(Data excerpts)
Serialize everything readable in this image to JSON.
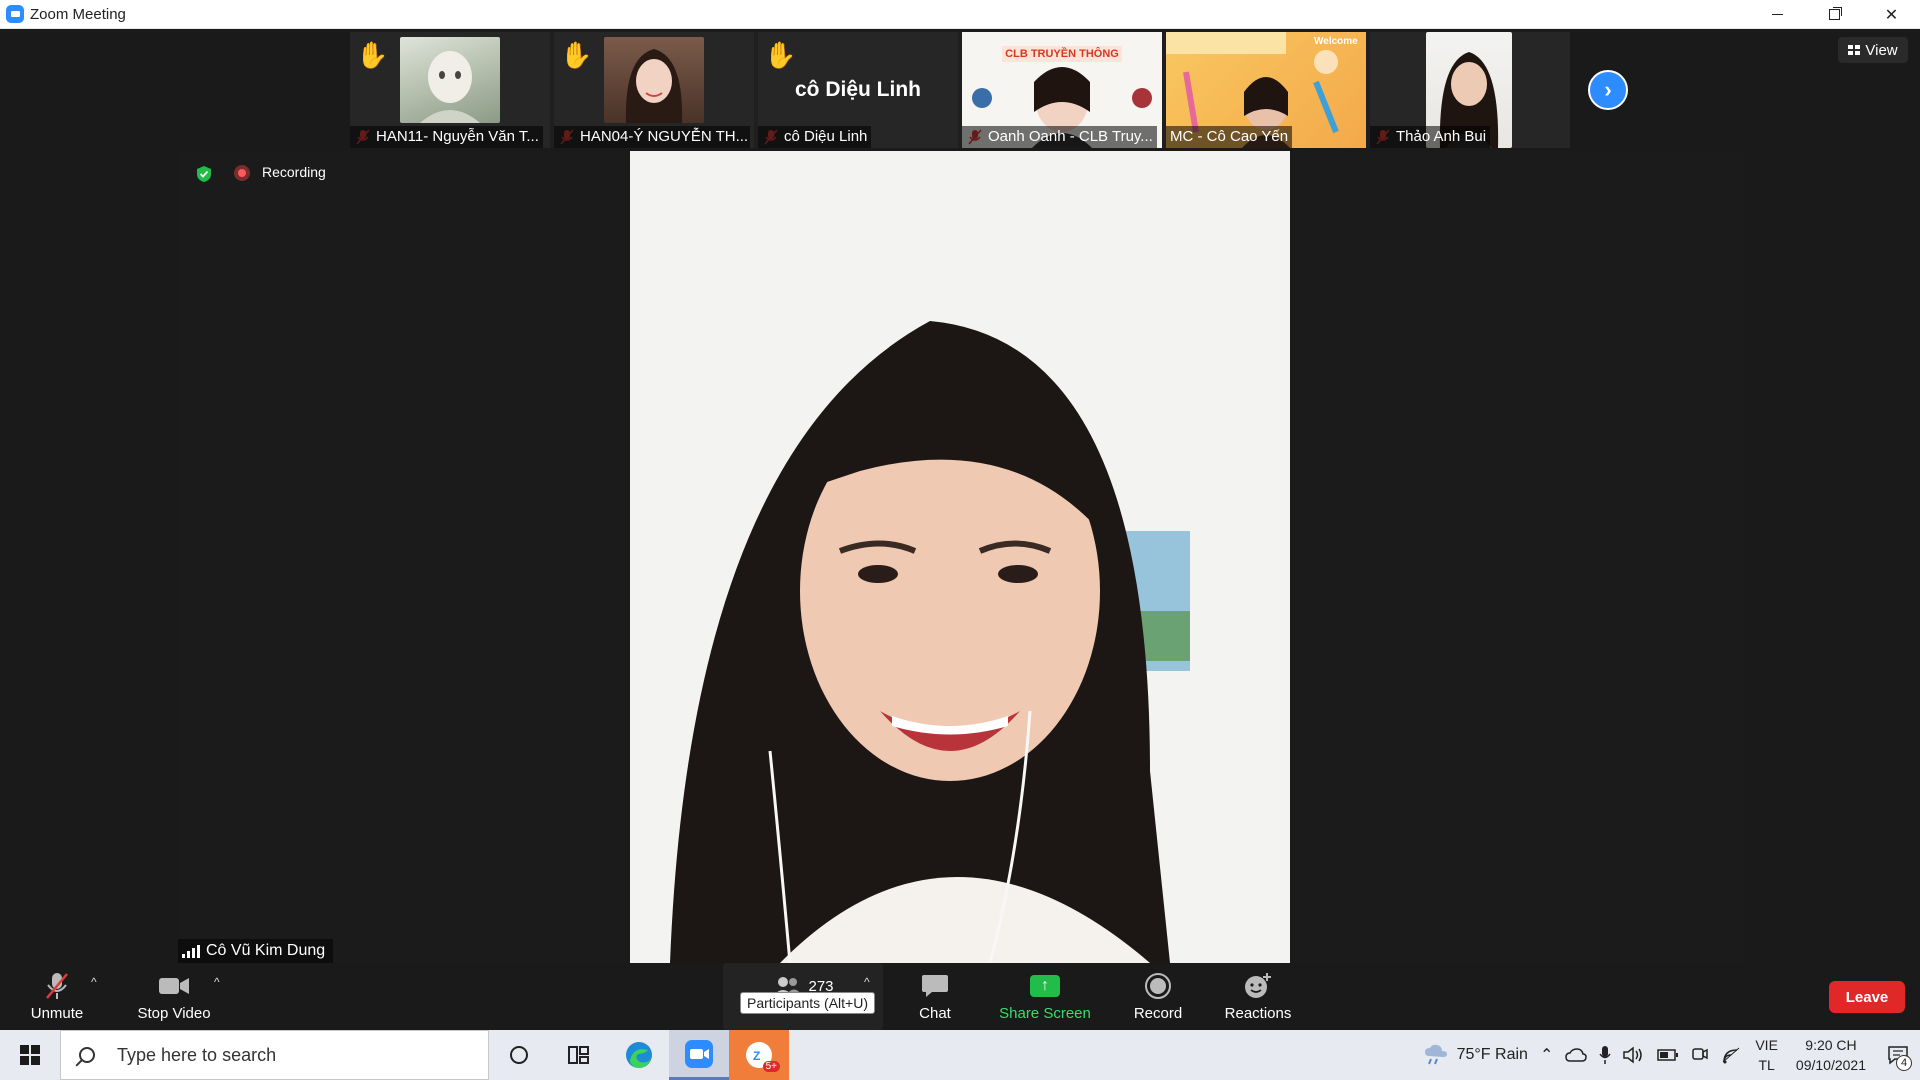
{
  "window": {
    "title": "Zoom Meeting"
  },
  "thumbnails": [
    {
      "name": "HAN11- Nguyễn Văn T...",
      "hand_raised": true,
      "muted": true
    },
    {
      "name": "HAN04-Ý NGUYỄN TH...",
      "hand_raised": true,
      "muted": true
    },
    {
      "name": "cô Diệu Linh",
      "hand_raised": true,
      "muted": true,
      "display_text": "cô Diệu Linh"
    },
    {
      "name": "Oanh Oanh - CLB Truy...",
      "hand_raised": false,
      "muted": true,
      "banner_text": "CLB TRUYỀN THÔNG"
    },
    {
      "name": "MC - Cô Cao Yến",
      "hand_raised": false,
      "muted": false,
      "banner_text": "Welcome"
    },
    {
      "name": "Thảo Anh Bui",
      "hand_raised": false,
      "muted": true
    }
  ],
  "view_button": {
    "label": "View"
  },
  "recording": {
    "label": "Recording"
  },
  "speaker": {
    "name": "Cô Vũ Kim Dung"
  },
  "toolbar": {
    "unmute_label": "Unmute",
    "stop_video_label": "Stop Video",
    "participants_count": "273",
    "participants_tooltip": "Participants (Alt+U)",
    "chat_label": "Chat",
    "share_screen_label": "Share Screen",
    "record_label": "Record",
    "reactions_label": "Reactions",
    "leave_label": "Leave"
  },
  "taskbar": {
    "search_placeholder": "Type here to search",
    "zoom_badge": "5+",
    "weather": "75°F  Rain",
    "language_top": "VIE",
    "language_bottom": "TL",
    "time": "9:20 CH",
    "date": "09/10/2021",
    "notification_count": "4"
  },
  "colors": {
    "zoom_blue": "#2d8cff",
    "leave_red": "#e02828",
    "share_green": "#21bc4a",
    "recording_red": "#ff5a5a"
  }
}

Directions for this task :: The records above need to be given again exactly. Omit the pictures.

Answer for the task ::
Serialize everything readable in this image to JSON.
{
  "window": {
    "title": "Zoom Meeting"
  },
  "thumbnails": [
    {
      "name": "HAN11- Nguyễn Văn T...",
      "hand_raised": true,
      "muted": true
    },
    {
      "name": "HAN04-Ý NGUYỄN TH...",
      "hand_raised": true,
      "muted": true
    },
    {
      "name": "cô Diệu Linh",
      "hand_raised": true,
      "muted": true,
      "display_text": "cô Diệu Linh"
    },
    {
      "name": "Oanh Oanh - CLB Truy...",
      "hand_raised": false,
      "muted": true,
      "banner_text": "CLB TRUYỀN THÔNG"
    },
    {
      "name": "MC - Cô Cao Yến",
      "hand_raised": false,
      "muted": false,
      "banner_text": "Welcome"
    },
    {
      "name": "Thảo Anh Bui",
      "hand_raised": false,
      "muted": true
    }
  ],
  "view_button": {
    "label": "View"
  },
  "recording": {
    "label": "Recording"
  },
  "speaker": {
    "name": "Cô Vũ Kim Dung"
  },
  "toolbar": {
    "unmute_label": "Unmute",
    "stop_video_label": "Stop Video",
    "participants_count": "273",
    "participants_tooltip": "Participants (Alt+U)",
    "chat_label": "Chat",
    "share_screen_label": "Share Screen",
    "record_label": "Record",
    "reactions_label": "Reactions",
    "leave_label": "Leave"
  },
  "taskbar": {
    "search_placeholder": "Type here to search",
    "zoom_badge": "5+",
    "weather": "75°F  Rain",
    "language_top": "VIE",
    "language_bottom": "TL",
    "time": "9:20 CH",
    "date": "09/10/2021",
    "notification_count": "4"
  },
  "colors": {
    "zoom_blue": "#2d8cff",
    "leave_red": "#e02828",
    "share_green": "#21bc4a",
    "recording_red": "#ff5a5a"
  }
}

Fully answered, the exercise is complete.